** START Provided entries **

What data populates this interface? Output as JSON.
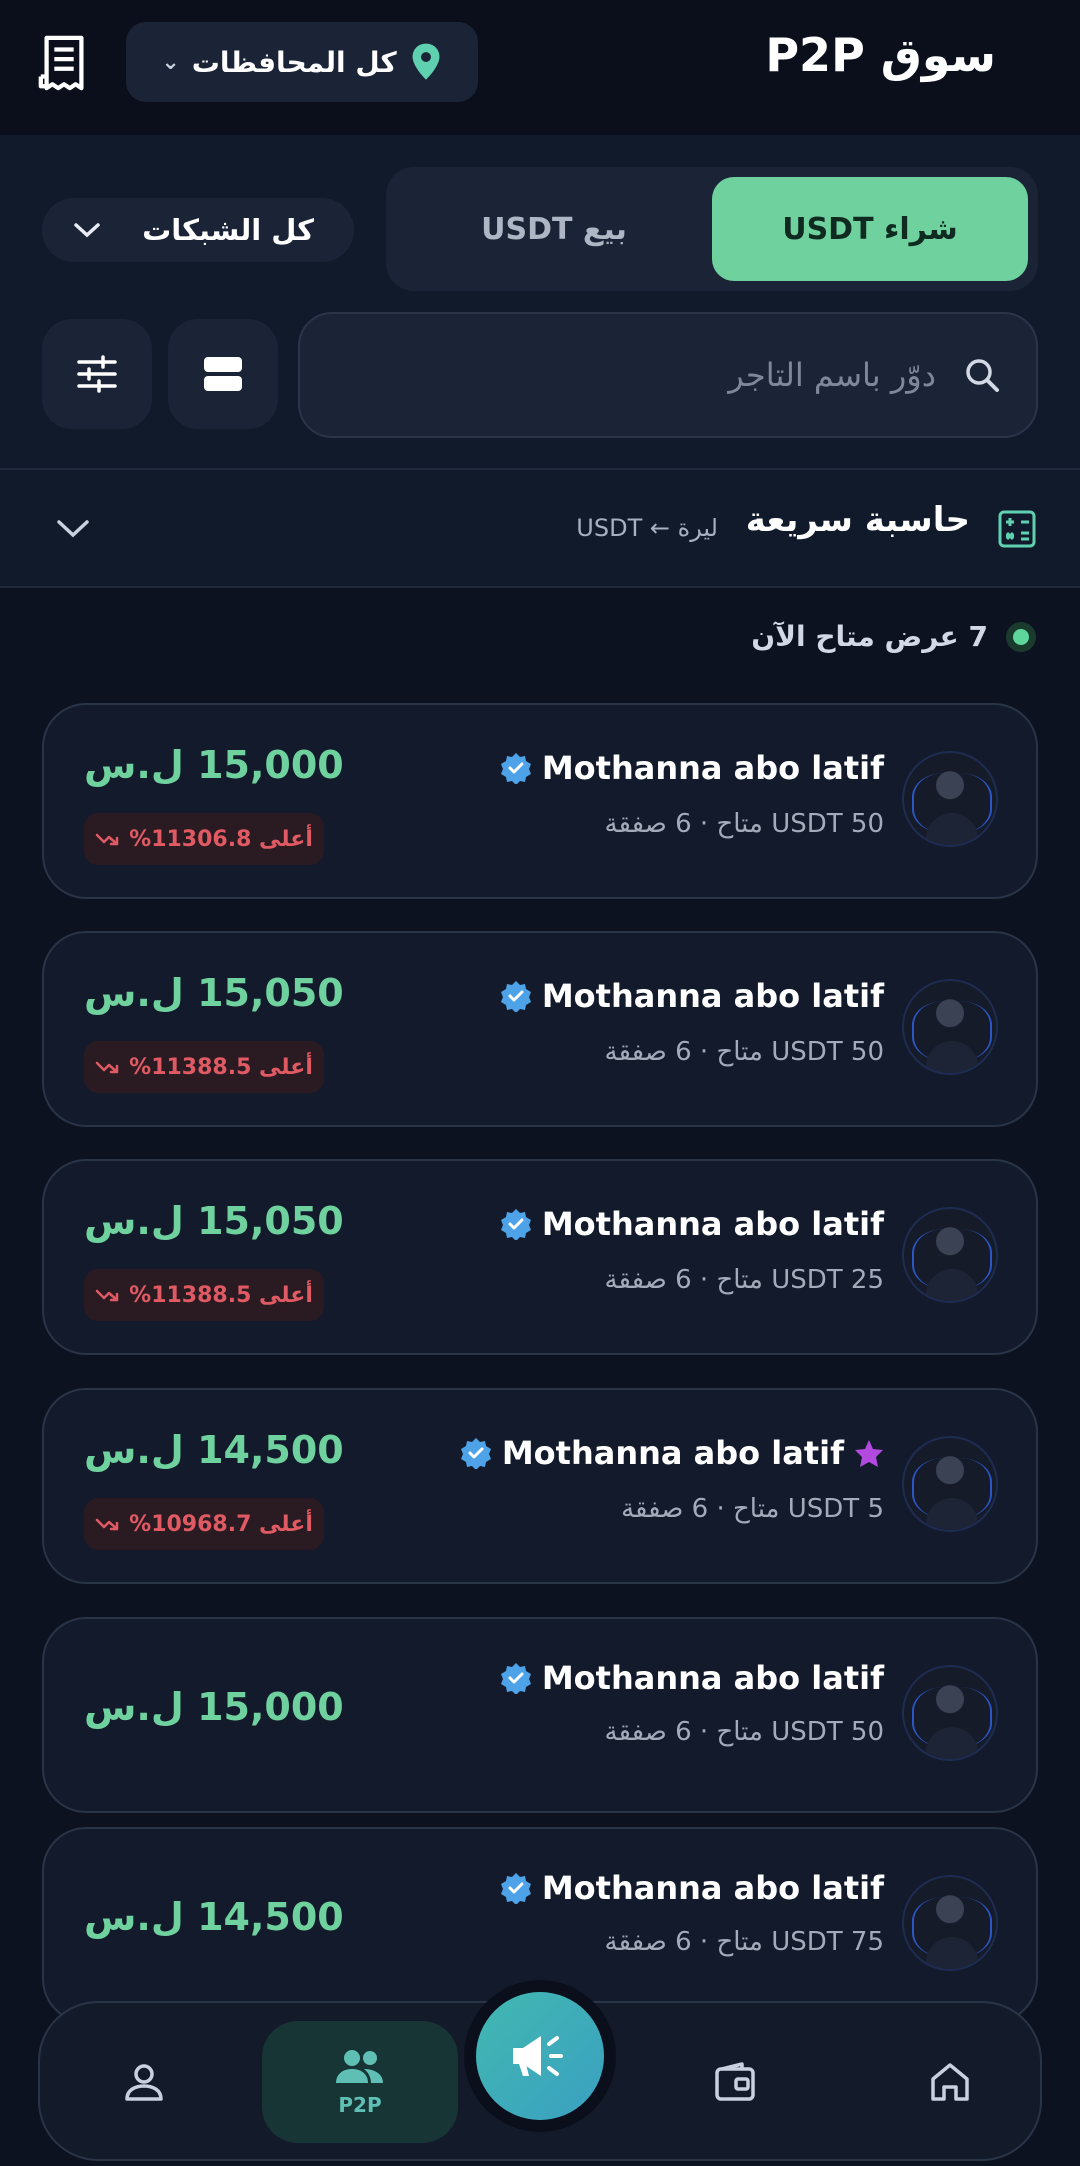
{
  "header": {
    "title": "سوق P2P",
    "governorate_label": "كل المحافظات"
  },
  "tabs": {
    "buy_label": "شراء USDT",
    "sell_label": "بيع USDT"
  },
  "network_select": {
    "label": "كل الشبكات"
  },
  "search": {
    "placeholder": "دوّر باسم التاجر"
  },
  "calculator": {
    "title": "حاسبة سريعة",
    "subtitle": "ليرة ← USDT"
  },
  "offers_status": {
    "text": "7 عرض متاح الآن"
  },
  "offers": [
    {
      "name": "Mothanna abo latif",
      "meta": "50 USDT متاح · 6 صفقة",
      "price": "15,000 ل.س",
      "diff": "أعلى 11306.8%",
      "starred": false
    },
    {
      "name": "Mothanna abo latif",
      "meta": "50 USDT متاح · 6 صفقة",
      "price": "15,050 ل.س",
      "diff": "أعلى 11388.5%",
      "starred": false
    },
    {
      "name": "Mothanna abo latif",
      "meta": "25 USDT متاح · 6 صفقة",
      "price": "15,050 ل.س",
      "diff": "أعلى 11388.5%",
      "starred": false
    },
    {
      "name": "Mothanna abo latif",
      "meta": "5 USDT متاح · 6 صفقة",
      "price": "14,500 ل.س",
      "diff": "أعلى 10968.7%",
      "starred": true
    },
    {
      "name": "Mothanna abo latif",
      "meta": "50 USDT متاح · 6 صفقة",
      "price": "15,000 ل.س",
      "diff": "",
      "starred": false
    },
    {
      "name": "Mothanna abo latif",
      "meta": "75 USDT متاح · 6 صفقة",
      "price": "14,500 ل.س",
      "diff": "",
      "starred": false
    }
  ],
  "nav": {
    "p2p_label": "P2P"
  },
  "colors": {
    "accent": "#6fd19e",
    "danger": "#e05a63",
    "background": "#0d1220"
  }
}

** END Provided entries **

▶ **Set problem**
Repeat the records above exactly, omitting every picture.

▶ **Output for this task**
What data populates this interface? Output as JSON.
{
  "header": {
    "title": "سوق P2P",
    "governorate_label": "كل المحافظات"
  },
  "tabs": {
    "buy_label": "شراء USDT",
    "sell_label": "بيع USDT"
  },
  "network_select": {
    "label": "كل الشبكات"
  },
  "search": {
    "placeholder": "دوّر باسم التاجر"
  },
  "calculator": {
    "title": "حاسبة سريعة",
    "subtitle": "ليرة ← USDT"
  },
  "offers_status": {
    "text": "7 عرض متاح الآن"
  },
  "offers": [
    {
      "name": "Mothanna abo latif",
      "meta": "50 USDT متاح · 6 صفقة",
      "price": "15,000 ل.س",
      "diff": "أعلى 11306.8%",
      "starred": false
    },
    {
      "name": "Mothanna abo latif",
      "meta": "50 USDT متاح · 6 صفقة",
      "price": "15,050 ل.س",
      "diff": "أعلى 11388.5%",
      "starred": false
    },
    {
      "name": "Mothanna abo latif",
      "meta": "25 USDT متاح · 6 صفقة",
      "price": "15,050 ل.س",
      "diff": "أعلى 11388.5%",
      "starred": false
    },
    {
      "name": "Mothanna abo latif",
      "meta": "5 USDT متاح · 6 صفقة",
      "price": "14,500 ل.س",
      "diff": "أعلى 10968.7%",
      "starred": true
    },
    {
      "name": "Mothanna abo latif",
      "meta": "50 USDT متاح · 6 صفقة",
      "price": "15,000 ل.س",
      "diff": "",
      "starred": false
    },
    {
      "name": "Mothanna abo latif",
      "meta": "75 USDT متاح · 6 صفقة",
      "price": "14,500 ل.س",
      "diff": "",
      "starred": false
    }
  ],
  "nav": {
    "p2p_label": "P2P"
  },
  "colors": {
    "accent": "#6fd19e",
    "danger": "#e05a63",
    "background": "#0d1220"
  }
}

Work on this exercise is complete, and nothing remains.